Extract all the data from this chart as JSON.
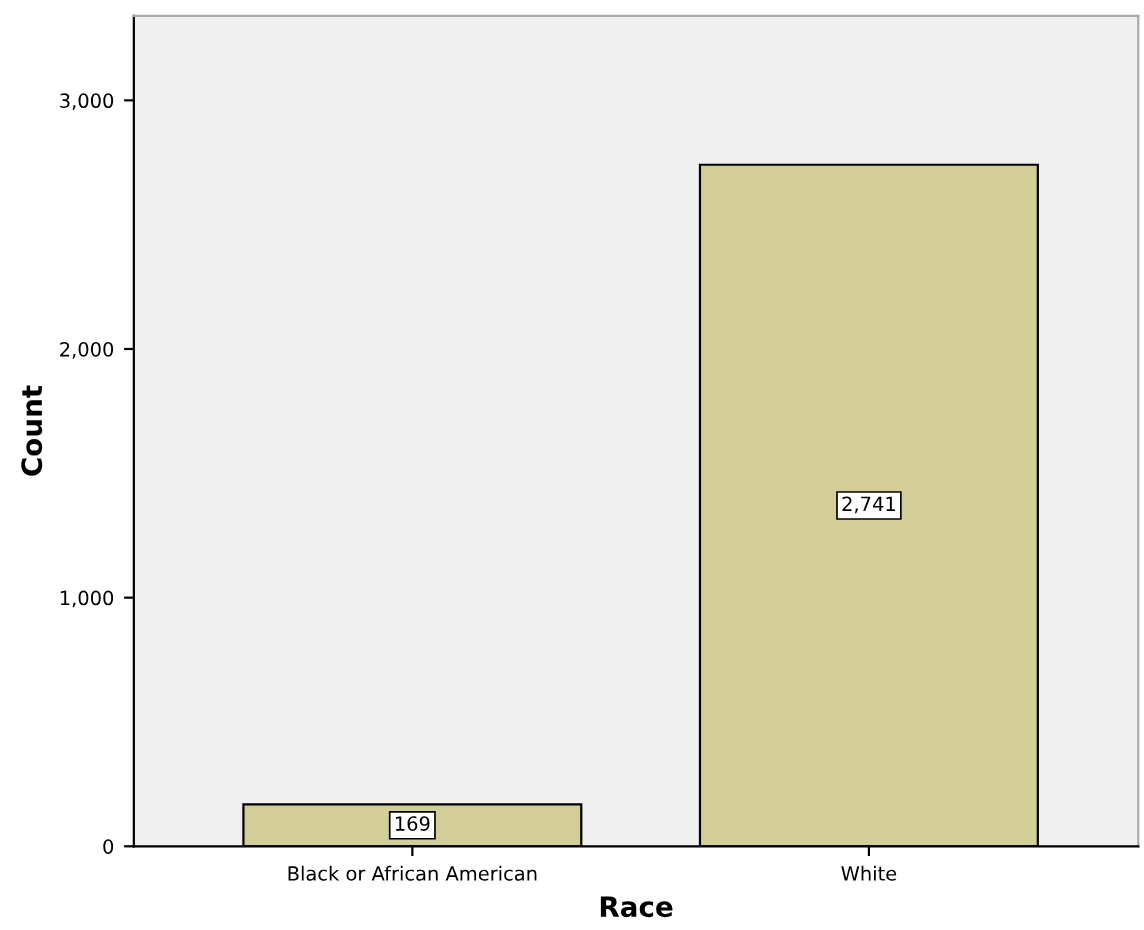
{
  "chart_data": {
    "type": "bar",
    "xlabel": "Race",
    "ylabel": "Count",
    "categories": [
      "Black or African American",
      "White"
    ],
    "values": [
      169,
      2741
    ],
    "value_labels": [
      "169",
      "2,741"
    ],
    "color": "#d3ce97",
    "ylim": [
      0,
      3340
    ],
    "yticks": [
      0,
      {
        "value": 1000,
        "label": "1,000"
      },
      {
        "value": 2000,
        "label": "2,000"
      },
      {
        "value": 3000,
        "label": "3,000"
      }
    ],
    "grid": false
  }
}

--------

● **Requirements**
Could you reproduce every record above exactly, leaving out the pictures?

● **Response for this exercise**
Extract all the data from this chart as JSON.
{
  "chart_data": {
    "type": "bar",
    "xlabel": "Race",
    "ylabel": "Count",
    "categories": [
      "Black or African American",
      "White"
    ],
    "values": [
      169,
      2741
    ],
    "value_labels": [
      "169",
      "2,741"
    ],
    "color": "#d3ce97",
    "ylim": [
      0,
      3340
    ],
    "yticks": [
      0,
      {
        "value": 1000,
        "label": "1,000"
      },
      {
        "value": 2000,
        "label": "2,000"
      },
      {
        "value": 3000,
        "label": "3,000"
      }
    ],
    "grid": false
  }
}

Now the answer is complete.